**Entries provided**.
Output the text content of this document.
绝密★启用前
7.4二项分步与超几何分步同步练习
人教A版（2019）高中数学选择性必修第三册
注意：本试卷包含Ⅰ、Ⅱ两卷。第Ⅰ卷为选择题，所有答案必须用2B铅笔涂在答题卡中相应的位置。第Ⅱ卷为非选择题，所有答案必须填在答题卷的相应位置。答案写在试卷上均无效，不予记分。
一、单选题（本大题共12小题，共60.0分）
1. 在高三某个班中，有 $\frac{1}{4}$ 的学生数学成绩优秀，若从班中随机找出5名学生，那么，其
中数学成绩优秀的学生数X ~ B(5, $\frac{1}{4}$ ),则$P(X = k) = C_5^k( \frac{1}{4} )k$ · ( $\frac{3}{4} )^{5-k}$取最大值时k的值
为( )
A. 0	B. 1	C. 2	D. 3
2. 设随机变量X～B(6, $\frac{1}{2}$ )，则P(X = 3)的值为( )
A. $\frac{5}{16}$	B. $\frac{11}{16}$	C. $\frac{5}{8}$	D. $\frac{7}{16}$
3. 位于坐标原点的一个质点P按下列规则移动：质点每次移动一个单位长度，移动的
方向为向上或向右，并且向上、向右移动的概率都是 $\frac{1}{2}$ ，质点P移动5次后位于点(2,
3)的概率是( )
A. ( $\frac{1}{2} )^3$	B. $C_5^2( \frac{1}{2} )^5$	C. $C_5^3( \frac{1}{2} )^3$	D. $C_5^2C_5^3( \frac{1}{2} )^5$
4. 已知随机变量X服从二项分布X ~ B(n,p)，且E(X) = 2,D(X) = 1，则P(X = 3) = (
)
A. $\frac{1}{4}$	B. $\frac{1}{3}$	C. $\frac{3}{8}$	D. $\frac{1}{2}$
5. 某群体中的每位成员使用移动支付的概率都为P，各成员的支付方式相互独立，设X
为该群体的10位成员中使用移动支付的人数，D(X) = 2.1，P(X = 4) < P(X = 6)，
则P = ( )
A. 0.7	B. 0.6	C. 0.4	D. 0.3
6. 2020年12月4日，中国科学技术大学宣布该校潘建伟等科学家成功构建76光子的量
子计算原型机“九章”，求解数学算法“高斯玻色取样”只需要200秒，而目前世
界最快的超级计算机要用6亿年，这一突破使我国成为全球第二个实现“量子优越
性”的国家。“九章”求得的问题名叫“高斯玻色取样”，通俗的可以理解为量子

**What you will do**. Take the entries above and copy them out exactly.

**Task response**.
Output the text content of this document.
绝密★启用前
7.4二项分步与超几何分步同步练习
人教A版（2019）高中数学选择性必修第三册
注意：本试卷包含Ⅰ、Ⅱ两卷。第Ⅰ卷为选择题，所有答案必须用2B铅笔涂在答题卡中相应的位置。第Ⅱ卷为非选择题，所有答案必须填在答题卷的相应位置。答案写在试卷上均无效，不予记分。
一、单选题（本大题共12小题，共60.0分）
1. 在高三某个班中，有 $\frac{1}{4}$ 的学生数学成绩优秀，若从班中随机找出5名学生，那么，其
中数学成绩优秀的学生数X ~ B(5, $\frac{1}{4}$ ),则$P(X = k) = C_5^k( \frac{1}{4} )k$ · ( $\frac{3}{4} )^{5-k}$取最大值时k的值
为( )
A. 0	B. 1	C. 2	D. 3
2. 设随机变量X～B(6, $\frac{1}{2}$ )，则P(X = 3)的值为( )
A. $\frac{5}{16}$	B. $\frac{11}{16}$	C. $\frac{5}{8}$	D. $\frac{7}{16}$
3. 位于坐标原点的一个质点P按下列规则移动：质点每次移动一个单位长度，移动的
方向为向上或向右，并且向上、向右移动的概率都是 $\frac{1}{2}$ ，质点P移动5次后位于点(2,
3)的概率是( )
A. ( $\frac{1}{2} )^3$	B. $C_5^2( \frac{1}{2} )^5$	C. $C_5^3( \frac{1}{2} )^3$	D. $C_5^2C_5^3( \frac{1}{2} )^5$
4. 已知随机变量X服从二项分布X ~ B(n,p)，且E(X) = 2,D(X) = 1，则P(X = 3) = (
)
A. $\frac{1}{4}$	B. $\frac{1}{3}$	C. $\frac{3}{8}$	D. $\frac{1}{2}$
5. 某群体中的每位成员使用移动支付的概率都为P，各成员的支付方式相互独立，设X
为该群体的10位成员中使用移动支付的人数，D(X) = 2.1，P(X = 4) < P(X = 6)，
则P = ( )
A. 0.7	B. 0.6	C. 0.4	D. 0.3
6. 2020年12月4日，中国科学技术大学宣布该校潘建伟等科学家成功构建76光子的量
子计算原型机“九章”，求解数学算法“高斯玻色取样”只需要200秒，而目前世
界最快的超级计算机要用6亿年，这一突破使我国成为全球第二个实现“量子优越
性”的国家。“九章”求得的问题名叫“高斯玻色取样”，通俗的可以理解为量子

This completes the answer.